In the letter Prof Nolan said the decision was “profoundly disappointing” and “raises concerns about the position and disposition of the board” on which he would reflect.

Mr Lyons said Prof Nolan had subsequently apologised for sending the letter but the board had “overreacted”.

He said minutes of a board meeting noted that board members expressed shock at the letter suggesting it called into question its bona fides and showed a lack of respect. Some board members suggested it would be grounds for termination of a CEO in the private sector.

Mr Lyons said the response of the board was an “extreme reaction” which resulted in members openly discussing the proposition that in another context this might lead to termination. Mr Lyons said this reaction from the board to the sending of the letter was “an inflection point” which seemed to initiate a decision to put in place a performance plan in October 2022.

Mr Lyons said an investigation this year into allegations made against Prof Nolan did not uphold any allegations of bullying or misconduct but found he had a case to answer in relation to what could have been inappropriate behaviour in his interactions with others.

Mr Lyons said the investigation found that Prof Nolan could have engaged in a more collaborative way but “that was the height of it”.

He said it would have been open to the board to determine a course of action or mediation but it could not “jump past” the process to which Prof Nolan was entitled and “simply guillotine all of that” by summary dismissal.

The findings of the inquiry could never give rise to someone’s dismissal but the board had however “arrived at the conclusion that this had all created terrible discord and you are to be sacked thereby attributing blame in the context where the media attention would lead one to believe that he had been engaged in terrible behaviour.”

He referred to media reports the day after Prof Nolan’s dismissal linking it to the fallout from bullying allegations.

*Dataset content:*
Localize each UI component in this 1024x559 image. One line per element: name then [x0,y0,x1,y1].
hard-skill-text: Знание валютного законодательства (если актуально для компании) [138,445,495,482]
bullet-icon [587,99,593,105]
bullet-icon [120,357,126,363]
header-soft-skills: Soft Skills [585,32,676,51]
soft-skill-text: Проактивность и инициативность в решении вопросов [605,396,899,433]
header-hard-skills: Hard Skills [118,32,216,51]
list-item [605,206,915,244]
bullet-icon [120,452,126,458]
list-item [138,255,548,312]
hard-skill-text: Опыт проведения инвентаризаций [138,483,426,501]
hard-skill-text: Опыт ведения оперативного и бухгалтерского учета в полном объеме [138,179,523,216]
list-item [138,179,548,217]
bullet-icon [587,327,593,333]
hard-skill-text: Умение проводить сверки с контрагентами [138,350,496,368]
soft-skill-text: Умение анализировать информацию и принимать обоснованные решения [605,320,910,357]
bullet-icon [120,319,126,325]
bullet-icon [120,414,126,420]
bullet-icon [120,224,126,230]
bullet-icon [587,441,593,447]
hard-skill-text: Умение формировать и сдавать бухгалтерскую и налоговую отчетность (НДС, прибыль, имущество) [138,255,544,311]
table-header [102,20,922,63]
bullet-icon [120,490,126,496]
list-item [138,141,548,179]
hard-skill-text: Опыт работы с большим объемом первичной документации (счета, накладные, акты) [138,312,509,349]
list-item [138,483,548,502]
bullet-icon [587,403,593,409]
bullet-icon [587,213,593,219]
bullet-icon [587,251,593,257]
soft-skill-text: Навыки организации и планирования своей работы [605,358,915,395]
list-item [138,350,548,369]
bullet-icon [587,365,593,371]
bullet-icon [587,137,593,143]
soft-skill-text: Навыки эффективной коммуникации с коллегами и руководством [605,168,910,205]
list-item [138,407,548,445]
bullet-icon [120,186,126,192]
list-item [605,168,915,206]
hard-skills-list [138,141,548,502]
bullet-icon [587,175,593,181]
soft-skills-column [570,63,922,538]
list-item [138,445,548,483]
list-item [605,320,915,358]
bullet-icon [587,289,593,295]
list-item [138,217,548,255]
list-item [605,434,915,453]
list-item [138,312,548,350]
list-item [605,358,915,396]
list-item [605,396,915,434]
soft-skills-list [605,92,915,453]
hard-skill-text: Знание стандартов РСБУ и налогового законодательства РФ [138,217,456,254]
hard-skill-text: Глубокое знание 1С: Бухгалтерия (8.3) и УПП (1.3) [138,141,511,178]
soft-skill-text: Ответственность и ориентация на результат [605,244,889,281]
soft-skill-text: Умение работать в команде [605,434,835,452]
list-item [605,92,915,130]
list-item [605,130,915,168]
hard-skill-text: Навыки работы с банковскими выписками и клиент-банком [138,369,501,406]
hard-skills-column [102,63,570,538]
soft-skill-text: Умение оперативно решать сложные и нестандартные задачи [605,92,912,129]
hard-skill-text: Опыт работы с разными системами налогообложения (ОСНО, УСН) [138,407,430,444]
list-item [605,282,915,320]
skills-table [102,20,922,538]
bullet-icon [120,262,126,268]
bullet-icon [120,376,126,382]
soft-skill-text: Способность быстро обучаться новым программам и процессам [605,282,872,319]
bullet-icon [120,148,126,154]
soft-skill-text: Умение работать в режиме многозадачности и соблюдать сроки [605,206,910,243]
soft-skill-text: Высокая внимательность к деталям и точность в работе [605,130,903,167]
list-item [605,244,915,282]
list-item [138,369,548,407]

*Complete the following:*
(1) Reproduce the records word for word, starting with their first line and going on through the line that contains "bullet-icon [587,137,593,143]".
(2) Carry on the article about Prof Nolan's dismissal from the point where it stops.
The text and the records were taken from unrelated sources.

*Outputs for the tasks:*
(1)
Localize each UI component in this 1024x559 image. One line per element: name then [x0,y0,x1,y1].
hard-skill-text: Знание валютного законодательства (если актуально для компании) [138,445,495,482]
bullet-icon [587,99,593,105]
bullet-icon [120,357,126,363]
header-soft-skills: Soft Skills [585,32,676,51]
soft-skill-text: Проактивность и инициативность в решении вопросов [605,396,899,433]
header-hard-skills: Hard Skills [118,32,216,51]
list-item [605,206,915,244]
bullet-icon [120,452,126,458]
list-item [138,255,548,312]
hard-skill-text: Опыт проведения инвентаризаций [138,483,426,501]
hard-skill-text: Опыт ведения оперативного и бухгалтерского учета в полном объеме [138,179,523,216]
list-item [138,179,548,217]
bullet-icon [587,327,593,333]
hard-skill-text: Умение проводить сверки с контрагентами [138,350,496,368]
soft-skill-text: Умение анализировать информацию и принимать обоснованные решения [605,320,910,357]
bullet-icon [120,319,126,325]
bullet-icon [120,414,126,420]
bullet-icon [120,224,126,230]
bullet-icon [587,441,593,447]
hard-skill-text: Умение формировать и сдавать бухгалтерскую и налоговую отчетность (НДС, прибыль, имущество) [138,255,544,311]
table-header [102,20,922,63]
bullet-icon [120,490,126,496]
list-item [138,141,548,179]
hard-skill-text: Опыт работы с большим объемом первичной документации (счета, накладные, акты) [138,312,509,349]
list-item [138,483,548,502]
bullet-icon [587,403,593,409]
bullet-icon [587,213,593,219]
bullet-icon [587,251,593,257]
soft-skill-text: Навыки организации и планирования своей работы [605,358,915,395]
list-item [138,350,548,369]
bullet-icon [587,365,593,371]
bullet-icon [587,137,593,143]

(2)
“A person’s right to reputation is such that where allegations have been made they can’t be unmade. Where they have been publicly made they can’t be unmade,” Mr Lyons added.

He said the reason for the dismissal was clearly linked to the findings of the inquiry despite the foundation stating it was because it was not functioning properly and the situation had worsened and become “dire”.

He said there was never any recording of dysfunction and no credible evidence to support this statement.

Prof Nolan had attended the workplace and fulfilled his role during the investigation, he said.

The court was told that during this time measures were put in place including the presence of an independent observer at meetings. Prof Nolan had been out sick for a period of four weeks and then “great emphasis” was placed on an email he sent before his return to work.

Issue had been taken with the fact that he had said in the email that allegations had not been upheld, the court was told.

Mr Lyons also said they had still not seen the minutes of the meeting at which the decision was taken to dismiss Prof Nolan and they were not told what was said or who was there.

Lawyers for Science Foundation Ireland will make submissions to the court this afternoon.

The hearing before Mr Justice Rory Mulcahy continues.